++++ The records ++++
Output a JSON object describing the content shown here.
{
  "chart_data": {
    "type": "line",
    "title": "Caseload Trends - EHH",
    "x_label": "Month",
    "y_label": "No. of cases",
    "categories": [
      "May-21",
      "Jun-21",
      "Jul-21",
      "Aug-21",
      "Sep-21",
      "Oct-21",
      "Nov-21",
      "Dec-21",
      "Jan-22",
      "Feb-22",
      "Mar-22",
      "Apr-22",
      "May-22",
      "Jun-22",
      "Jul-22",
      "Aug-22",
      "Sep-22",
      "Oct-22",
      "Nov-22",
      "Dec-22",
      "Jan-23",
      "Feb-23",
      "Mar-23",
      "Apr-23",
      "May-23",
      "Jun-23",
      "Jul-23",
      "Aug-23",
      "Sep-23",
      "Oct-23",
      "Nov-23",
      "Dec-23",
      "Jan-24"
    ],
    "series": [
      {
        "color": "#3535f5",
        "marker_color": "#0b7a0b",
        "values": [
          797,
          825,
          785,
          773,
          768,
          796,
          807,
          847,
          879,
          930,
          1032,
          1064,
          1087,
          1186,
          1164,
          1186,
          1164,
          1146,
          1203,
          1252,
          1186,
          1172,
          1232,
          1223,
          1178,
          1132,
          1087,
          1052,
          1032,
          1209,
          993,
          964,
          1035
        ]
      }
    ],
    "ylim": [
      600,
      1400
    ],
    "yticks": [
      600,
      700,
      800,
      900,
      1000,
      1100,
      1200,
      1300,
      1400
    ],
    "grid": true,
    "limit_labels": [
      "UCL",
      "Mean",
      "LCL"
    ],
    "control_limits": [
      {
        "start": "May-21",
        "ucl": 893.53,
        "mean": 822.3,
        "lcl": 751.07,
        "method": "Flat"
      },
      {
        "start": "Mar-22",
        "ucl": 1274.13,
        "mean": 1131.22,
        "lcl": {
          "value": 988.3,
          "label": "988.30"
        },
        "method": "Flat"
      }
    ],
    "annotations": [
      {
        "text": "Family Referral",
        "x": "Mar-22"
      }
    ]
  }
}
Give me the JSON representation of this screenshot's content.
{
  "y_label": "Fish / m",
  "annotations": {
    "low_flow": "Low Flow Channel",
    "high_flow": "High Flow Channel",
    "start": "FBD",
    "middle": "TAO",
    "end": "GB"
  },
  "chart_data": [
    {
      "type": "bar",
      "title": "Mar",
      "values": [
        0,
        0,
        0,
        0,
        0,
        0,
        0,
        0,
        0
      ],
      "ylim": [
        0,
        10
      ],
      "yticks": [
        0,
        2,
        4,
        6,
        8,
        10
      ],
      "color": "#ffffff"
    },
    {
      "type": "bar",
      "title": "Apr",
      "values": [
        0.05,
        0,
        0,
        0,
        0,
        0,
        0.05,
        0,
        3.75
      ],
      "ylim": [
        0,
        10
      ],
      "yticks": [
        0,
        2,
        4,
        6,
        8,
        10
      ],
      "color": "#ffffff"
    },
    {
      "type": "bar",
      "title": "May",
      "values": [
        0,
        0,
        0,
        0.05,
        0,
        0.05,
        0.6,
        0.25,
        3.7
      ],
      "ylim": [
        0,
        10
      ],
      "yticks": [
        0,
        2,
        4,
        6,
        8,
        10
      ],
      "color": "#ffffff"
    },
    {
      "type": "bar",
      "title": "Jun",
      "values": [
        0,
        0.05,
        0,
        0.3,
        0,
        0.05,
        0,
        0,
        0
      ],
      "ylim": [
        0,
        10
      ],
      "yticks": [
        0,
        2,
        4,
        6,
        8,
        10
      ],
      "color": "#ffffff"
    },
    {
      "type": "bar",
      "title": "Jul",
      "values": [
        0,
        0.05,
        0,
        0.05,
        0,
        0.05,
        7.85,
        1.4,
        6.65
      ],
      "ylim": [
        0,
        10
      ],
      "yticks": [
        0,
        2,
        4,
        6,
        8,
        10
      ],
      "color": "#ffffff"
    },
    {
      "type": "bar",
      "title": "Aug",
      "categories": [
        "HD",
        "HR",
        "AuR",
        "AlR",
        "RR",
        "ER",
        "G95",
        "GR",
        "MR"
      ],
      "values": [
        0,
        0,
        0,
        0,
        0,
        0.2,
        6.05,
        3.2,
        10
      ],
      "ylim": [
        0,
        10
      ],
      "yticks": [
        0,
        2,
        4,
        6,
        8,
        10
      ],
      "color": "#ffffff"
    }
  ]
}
++++
Retype the material above, line by line, exactly.

Output a JSON object describing the content shown here.
{
  "chart_data": {
    "type": "line",
    "title": "Caseload Trends - EHH",
    "x_label": "Month",
    "y_label": "No. of cases",
    "categories": [
      "May-21",
      "Jun-21",
      "Jul-21",
      "Aug-21",
      "Sep-21",
      "Oct-21",
      "Nov-21",
      "Dec-21",
      "Jan-22",
      "Feb-22",
      "Mar-22",
      "Apr-22",
      "May-22",
      "Jun-22",
      "Jul-22",
      "Aug-22",
      "Sep-22",
      "Oct-22",
      "Nov-22",
      "Dec-22",
      "Jan-23",
      "Feb-23",
      "Mar-23",
      "Apr-23",
      "May-23",
      "Jun-23",
      "Jul-23",
      "Aug-23",
      "Sep-23",
      "Oct-23",
      "Nov-23",
      "Dec-23",
      "Jan-24"
    ],
    "series": [
      {
        "color": "#3535f5",
        "marker_color": "#0b7a0b",
        "values": [
          797,
          825,
          785,
          773,
          768,
          796,
          807,
          847,
          879,
          930,
          1032,
          1064,
          1087,
          1186,
          1164,
          1186,
          1164,
          1146,
          1203,
          1252,
          1186,
          1172,
          1232,
          1223,
          1178,
          1132,
          1087,
          1052,
          1032,
          1209,
          993,
          964,
          1035
        ]
      }
    ],
    "ylim": [
      600,
      1400
    ],
    "yticks": [
      600,
      700,
      800,
      900,
      1000,
      1100,
      1200,
      1300,
      1400
    ],
    "grid": true,
    "limit_labels": [
      "UCL",
      "Mean",
      "LCL"
    ],
    "control_limits": [
      {
        "start": "May-21",
        "ucl": 893.53,
        "mean": 822.3,
        "lcl": 751.07,
        "method": "Flat"
      },
      {
        "start": "Mar-22",
        "ucl": 1274.13,
        "mean": 1131.22,
        "lcl": {
          "value": 988.3,
          "label": "988.30"
        },
        "method": "Flat"
      }
    ],
    "annotations": [
      {
        "text": "Family Referral",
        "x": "Mar-22"
      }
    ]
  }
}
Give me the JSON representation of this screenshot's content.
{
  "y_label": "Fish / m",
  "annotations": {
    "low_flow": "Low Flow Channel",
    "high_flow": "High Flow Channel",
    "start": "FBD",
    "middle": "TAO",
    "end": "GB"
  },
  "chart_data": [
    {
      "type": "bar",
      "title": "Mar",
      "values": [
        0,
        0,
        0,
        0,
        0,
        0,
        0,
        0,
        0
      ],
      "ylim": [
        0,
        10
      ],
      "yticks": [
        0,
        2,
        4,
        6,
        8,
        10
      ],
      "color": "#ffffff"
    },
    {
      "type": "bar",
      "title": "Apr",
      "values": [
        0.05,
        0,
        0,
        0,
        0,
        0,
        0.05,
        0,
        3.75
      ],
      "ylim": [
        0,
        10
      ],
      "yticks": [
        0,
        2,
        4,
        6,
        8,
        10
      ],
      "color": "#ffffff"
    },
    {
      "type": "bar",
      "title": "May",
      "values": [
        0,
        0,
        0,
        0.05,
        0,
        0.05,
        0.6,
        0.25,
        3.7
      ],
      "ylim": [
        0,
        10
      ],
      "yticks": [
        0,
        2,
        4,
        6,
        8,
        10
      ],
      "color": "#ffffff"
    },
    {
      "type": "bar",
      "title": "Jun",
      "values": [
        0,
        0.05,
        0,
        0.3,
        0,
        0.05,
        0,
        0,
        0
      ],
      "ylim": [
        0,
        10
      ],
      "yticks": [
        0,
        2,
        4,
        6,
        8,
        10
      ],
      "color": "#ffffff"
    },
    {
      "type": "bar",
      "title": "Jul",
      "values": [
        0,
        0.05,
        0,
        0.05,
        0,
        0.05,
        7.85,
        1.4,
        6.65
      ],
      "ylim": [
        0,
        10
      ],
      "yticks": [
        0,
        2,
        4,
        6,
        8,
        10
      ],
      "color": "#ffffff"
    },
    {
      "type": "bar",
      "title": "Aug",
      "categories": [
        "HD",
        "HR",
        "AuR",
        "AlR",
        "RR",
        "ER",
        "G95",
        "GR",
        "MR"
      ],
      "values": [
        0,
        0,
        0,
        0,
        0,
        0.2,
        6.05,
        3.2,
        10
      ],
      "ylim": [
        0,
        10
      ],
      "yticks": [
        0,
        2,
        4,
        6,
        8,
        10
      ],
      "color": "#ffffff"
    }
  ]
}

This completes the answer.